[START]

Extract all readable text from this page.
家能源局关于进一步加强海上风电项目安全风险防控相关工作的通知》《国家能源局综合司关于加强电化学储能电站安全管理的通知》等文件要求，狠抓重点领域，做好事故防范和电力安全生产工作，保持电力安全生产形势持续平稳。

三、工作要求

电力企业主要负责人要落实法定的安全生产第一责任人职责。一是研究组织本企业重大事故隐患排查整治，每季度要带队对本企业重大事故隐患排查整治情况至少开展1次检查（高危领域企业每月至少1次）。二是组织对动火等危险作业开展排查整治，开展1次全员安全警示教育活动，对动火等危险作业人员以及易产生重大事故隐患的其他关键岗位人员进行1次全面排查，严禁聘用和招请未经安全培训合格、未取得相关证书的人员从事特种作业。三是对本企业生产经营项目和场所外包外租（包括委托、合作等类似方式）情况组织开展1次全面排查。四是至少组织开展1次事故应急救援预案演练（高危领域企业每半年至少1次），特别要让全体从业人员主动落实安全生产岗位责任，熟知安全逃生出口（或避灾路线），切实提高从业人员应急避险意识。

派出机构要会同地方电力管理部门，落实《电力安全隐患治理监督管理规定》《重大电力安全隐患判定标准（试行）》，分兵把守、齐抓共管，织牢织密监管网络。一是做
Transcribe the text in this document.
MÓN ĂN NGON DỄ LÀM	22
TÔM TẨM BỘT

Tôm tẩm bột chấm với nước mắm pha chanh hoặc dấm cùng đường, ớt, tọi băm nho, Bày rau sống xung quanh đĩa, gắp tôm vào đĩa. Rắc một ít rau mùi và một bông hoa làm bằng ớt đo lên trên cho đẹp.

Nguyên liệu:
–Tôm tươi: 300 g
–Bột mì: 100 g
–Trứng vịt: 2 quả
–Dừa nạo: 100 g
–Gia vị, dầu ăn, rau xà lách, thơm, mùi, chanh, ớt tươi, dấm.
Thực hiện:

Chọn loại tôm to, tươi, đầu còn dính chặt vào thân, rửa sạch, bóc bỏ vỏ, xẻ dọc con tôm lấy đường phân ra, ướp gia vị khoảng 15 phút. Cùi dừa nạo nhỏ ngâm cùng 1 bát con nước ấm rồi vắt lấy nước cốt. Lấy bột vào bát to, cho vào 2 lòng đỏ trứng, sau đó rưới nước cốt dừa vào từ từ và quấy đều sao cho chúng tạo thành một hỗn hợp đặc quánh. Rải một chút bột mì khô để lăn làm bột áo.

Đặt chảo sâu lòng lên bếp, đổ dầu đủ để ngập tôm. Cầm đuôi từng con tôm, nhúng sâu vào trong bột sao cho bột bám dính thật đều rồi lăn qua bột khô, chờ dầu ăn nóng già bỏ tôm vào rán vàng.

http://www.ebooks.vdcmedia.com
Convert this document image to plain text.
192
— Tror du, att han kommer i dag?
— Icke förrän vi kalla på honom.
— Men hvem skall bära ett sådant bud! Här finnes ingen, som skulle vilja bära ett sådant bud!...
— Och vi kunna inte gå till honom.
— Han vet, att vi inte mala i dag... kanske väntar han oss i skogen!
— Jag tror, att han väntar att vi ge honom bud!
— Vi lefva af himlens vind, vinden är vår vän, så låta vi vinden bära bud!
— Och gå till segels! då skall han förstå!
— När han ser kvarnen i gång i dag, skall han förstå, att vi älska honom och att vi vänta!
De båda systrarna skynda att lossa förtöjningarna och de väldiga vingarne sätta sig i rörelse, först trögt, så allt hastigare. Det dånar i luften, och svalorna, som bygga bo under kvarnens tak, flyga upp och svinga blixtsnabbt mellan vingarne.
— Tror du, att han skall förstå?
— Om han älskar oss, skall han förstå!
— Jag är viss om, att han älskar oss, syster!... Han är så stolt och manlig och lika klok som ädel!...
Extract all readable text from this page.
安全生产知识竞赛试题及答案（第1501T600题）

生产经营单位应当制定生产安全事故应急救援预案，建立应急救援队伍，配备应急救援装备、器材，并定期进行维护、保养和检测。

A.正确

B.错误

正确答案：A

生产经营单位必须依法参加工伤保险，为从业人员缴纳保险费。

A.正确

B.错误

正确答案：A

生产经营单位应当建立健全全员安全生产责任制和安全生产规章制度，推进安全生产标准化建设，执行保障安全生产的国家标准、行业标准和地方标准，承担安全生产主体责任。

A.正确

[END]

Extract all of the data shown above and repeat it verbatim.

WRITTEN REPLY =
Extract all readable text from this page.
家能源局关于进一步加强海上风电项目安全风险防控相关工作的通知》《国家能源局综合司关于加强电化学储能电站安全管理的通知》等文件要求，狠抓重点领域，做好事故防范和电力安全生产工作，保持电力安全生产形势持续平稳。

三、工作要求

电力企业主要负责人要落实法定的安全生产第一责任人职责。一是研究组织本企业重大事故隐患排查整治，每季度要带队对本企业重大事故隐患排查整治情况至少开展1次检查（高危领域企业每月至少1次）。二是组织对动火等危险作业开展排查整治，开展1次全员安全警示教育活动，对动火等危险作业人员以及易产生重大事故隐患的其他关键岗位人员进行1次全面排查，严禁聘用和招请未经安全培训合格、未取得相关证书的人员从事特种作业。三是对本企业生产经营项目和场所外包外租（包括委托、合作等类似方式）情况组织开展1次全面排查。四是至少组织开展1次事故应急救援预案演练（高危领域企业每半年至少1次），特别要让全体从业人员主动落实安全生产岗位责任，熟知安全逃生出口（或避灾路线），切实提高从业人员应急避险意识。

派出机构要会同地方电力管理部门，落实《电力安全隐患治理监督管理规定》《重大电力安全隐患判定标准（试行）》，分兵把守、齐抓共管，织牢织密监管网络。一是做
Transcribe the text in this document.
MÓN ĂN NGON DỄ LÀM	22
TÔM TẨM BỘT

Tôm tẩm bột chấm với nước mắm pha chanh hoặc dấm cùng đường, ớt, tọi băm nho, Bày rau sống xung quanh đĩa, gắp tôm vào đĩa. Rắc một ít rau mùi và một bông hoa làm bằng ớt đo lên trên cho đẹp.

Nguyên liệu:
–Tôm tươi: 300 g
–Bột mì: 100 g
–Trứng vịt: 2 quả
–Dừa nạo: 100 g
–Gia vị, dầu ăn, rau xà lách, thơm, mùi, chanh, ớt tươi, dấm.
Thực hiện:

Chọn loại tôm to, tươi, đầu còn dính chặt vào thân, rửa sạch, bóc bỏ vỏ, xẻ dọc con tôm lấy đường phân ra, ướp gia vị khoảng 15 phút. Cùi dừa nạo nhỏ ngâm cùng 1 bát con nước ấm rồi vắt lấy nước cốt. Lấy bột vào bát to, cho vào 2 lòng đỏ trứng, sau đó rưới nước cốt dừa vào từ từ và quấy đều sao cho chúng tạo thành một hỗn hợp đặc quánh. Rải một chút bột mì khô để lăn làm bột áo.

Đặt chảo sâu lòng lên bếp, đổ dầu đủ để ngập tôm. Cầm đuôi từng con tôm, nhúng sâu vào trong bột sao cho bột bám dính thật đều rồi lăn qua bột khô, chờ dầu ăn nóng già bỏ tôm vào rán vàng.

http://www.ebooks.vdcmedia.com
Convert this document image to plain text.
192
— Tror du, att han kommer i dag?
— Icke förrän vi kalla på honom.
— Men hvem skall bära ett sådant bud! Här finnes ingen, som skulle vilja bära ett sådant bud!...
— Och vi kunna inte gå till honom.
— Han vet, att vi inte mala i dag... kanske väntar han oss i skogen!
— Jag tror, att han väntar att vi ge honom bud!
— Vi lefva af himlens vind, vinden är vår vän, så låta vi vinden bära bud!
— Och gå till segels! då skall han förstå!
— När han ser kvarnen i gång i dag, skall han förstå, att vi älska honom och att vi vänta!
De båda systrarna skynda att lossa förtöjningarna och de väldiga vingarne sätta sig i rörelse, först trögt, så allt hastigare. Det dånar i luften, och svalorna, som bygga bo under kvarnens tak, flyga upp och svinga blixtsnabbt mellan vingarne.
— Tror du, att han skall förstå?
— Om han älskar oss, skall han förstå!
— Jag är viss om, att han älskar oss, syster!... Han är så stolt och manlig och lika klok som ädel!...
Extract all readable text from this page.
安全生产知识竞赛试题及答案（第1501T600题）

生产经营单位应当制定生产安全事故应急救援预案，建立应急救援队伍，配备应急救援装备、器材，并定期进行维护、保养和检测。

A.正确

B.错误

正确答案：A

生产经营单位必须依法参加工伤保险，为从业人员缴纳保险费。

A.正确

B.错误

正确答案：A

生产经营单位应当建立健全全员安全生产责任制和安全生产规章制度，推进安全生产标准化建设，执行保障安全生产的国家标准、行业标准和地方标准，承担安全生产主体责任。

A.正确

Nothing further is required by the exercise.